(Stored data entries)
+ + + + + + +

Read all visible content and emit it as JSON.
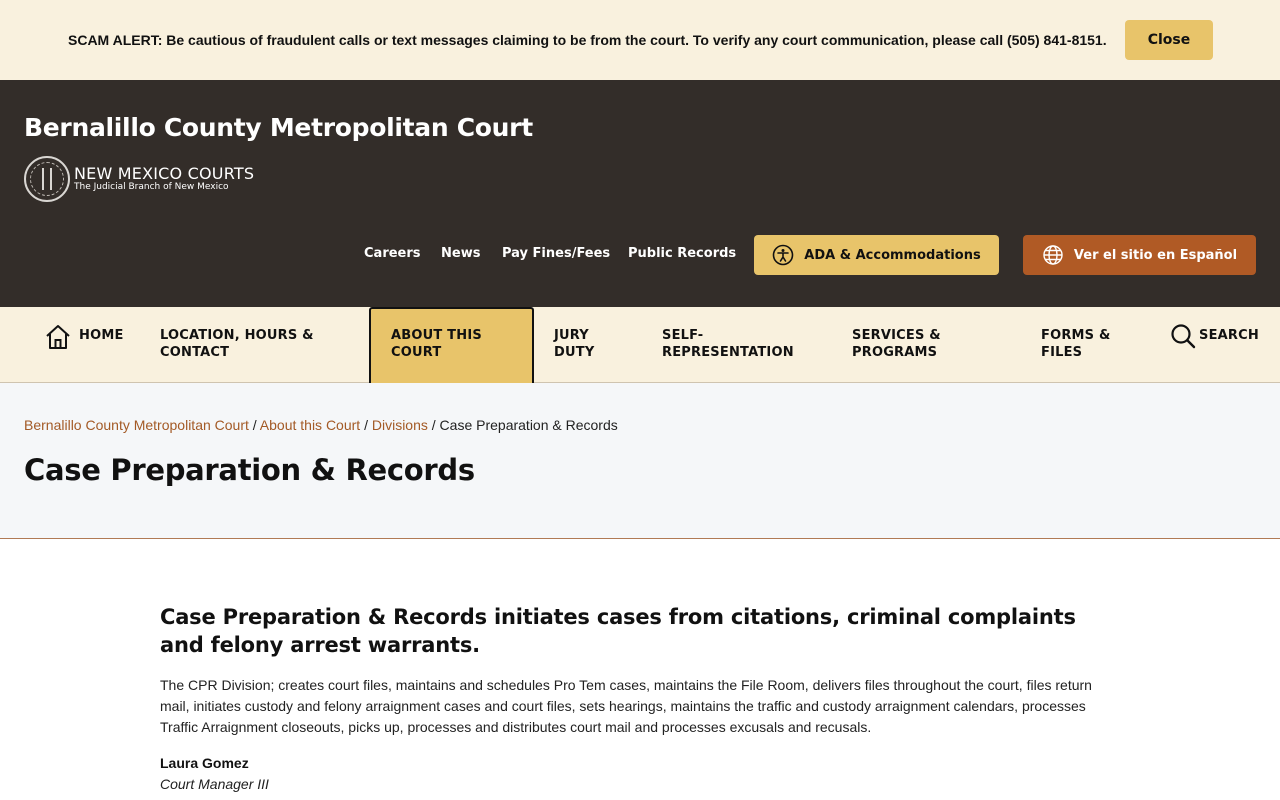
{
  "alert": {
    "text": "SCAM ALERT: Be cautious of fraudulent calls or text messages claiming to be from the court. To verify any court communication, please call (505) 841-8151.",
    "close_label": "Close"
  },
  "header": {
    "site_title": "Bernalillo County Metropolitan Court",
    "logo_name": "NEW MEXICO COURTS",
    "logo_tagline": "The Judicial Branch of New Mexico",
    "links": [
      "Careers",
      "News",
      "Pay Fines/Fees",
      "Public Records"
    ],
    "ada_label": "ADA & Accommodations",
    "spanish_label": "Ver el sitio en Español"
  },
  "nav": {
    "home": "HOME",
    "items": [
      "LOCATION, HOURS & CONTACT",
      "ABOUT THIS COURT",
      "JURY DUTY",
      "SELF-REPRESENTATION",
      "SERVICES & PROGRAMS",
      "FORMS & FILES"
    ],
    "search": "SEARCH",
    "active_item": "ABOUT THIS COURT"
  },
  "breadcrumb": {
    "items": [
      "Bernalillo County Metropolitan Court",
      "About this Court",
      "Divisions"
    ],
    "current": "Case Preparation & Records"
  },
  "page": {
    "title": "Case Preparation & Records",
    "heading": "Case Preparation & Records initiates cases from citations, criminal complaints and felony arrest warrants.",
    "body": "The CPR Division; creates court files, maintains and schedules Pro Tem cases, maintains the File Room, delivers files throughout the court, files return mail, initiates custody and felony arraignment cases and court files, sets hearings, maintains the traffic and custody arraignment calendars, processes Traffic Arraignment closeouts, picks up, processes and distributes court mail and processes excusals and recusals.",
    "contact_name": "Laura Gomez",
    "contact_title": "Court Manager III"
  },
  "colors": {
    "alert_bg": "#f9f1de",
    "header_bg": "#332d29",
    "accent_gold": "#e8c46a",
    "accent_rust": "#b05a25",
    "link": "#a35a26"
  }
}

+ + + + + + +

_What to do_
Print all entries exactly. The images do not belong in the copy.

_Solution to the problem_
Read all visible content and emit it as JSON.
{
  "alert": {
    "text": "SCAM ALERT: Be cautious of fraudulent calls or text messages claiming to be from the court. To verify any court communication, please call (505) 841-8151.",
    "close_label": "Close"
  },
  "header": {
    "site_title": "Bernalillo County Metropolitan Court",
    "logo_name": "NEW MEXICO COURTS",
    "logo_tagline": "The Judicial Branch of New Mexico",
    "links": [
      "Careers",
      "News",
      "Pay Fines/Fees",
      "Public Records"
    ],
    "ada_label": "ADA & Accommodations",
    "spanish_label": "Ver el sitio en Español"
  },
  "nav": {
    "home": "HOME",
    "items": [
      "LOCATION, HOURS & CONTACT",
      "ABOUT THIS COURT",
      "JURY DUTY",
      "SELF-REPRESENTATION",
      "SERVICES & PROGRAMS",
      "FORMS & FILES"
    ],
    "search": "SEARCH",
    "active_item": "ABOUT THIS COURT"
  },
  "breadcrumb": {
    "items": [
      "Bernalillo County Metropolitan Court",
      "About this Court",
      "Divisions"
    ],
    "current": "Case Preparation & Records"
  },
  "page": {
    "title": "Case Preparation & Records",
    "heading": "Case Preparation & Records initiates cases from citations, criminal complaints and felony arrest warrants.",
    "body": "The CPR Division; creates court files, maintains and schedules Pro Tem cases, maintains the File Room, delivers files throughout the court, files return mail, initiates custody and felony arraignment cases and court files, sets hearings, maintains the traffic and custody arraignment calendars, processes Traffic Arraignment closeouts, picks up, processes and distributes court mail and processes excusals and recusals.",
    "contact_name": "Laura Gomez",
    "contact_title": "Court Manager III"
  },
  "colors": {
    "alert_bg": "#f9f1de",
    "header_bg": "#332d29",
    "accent_gold": "#e8c46a",
    "accent_rust": "#b05a25",
    "link": "#a35a26"
  }
}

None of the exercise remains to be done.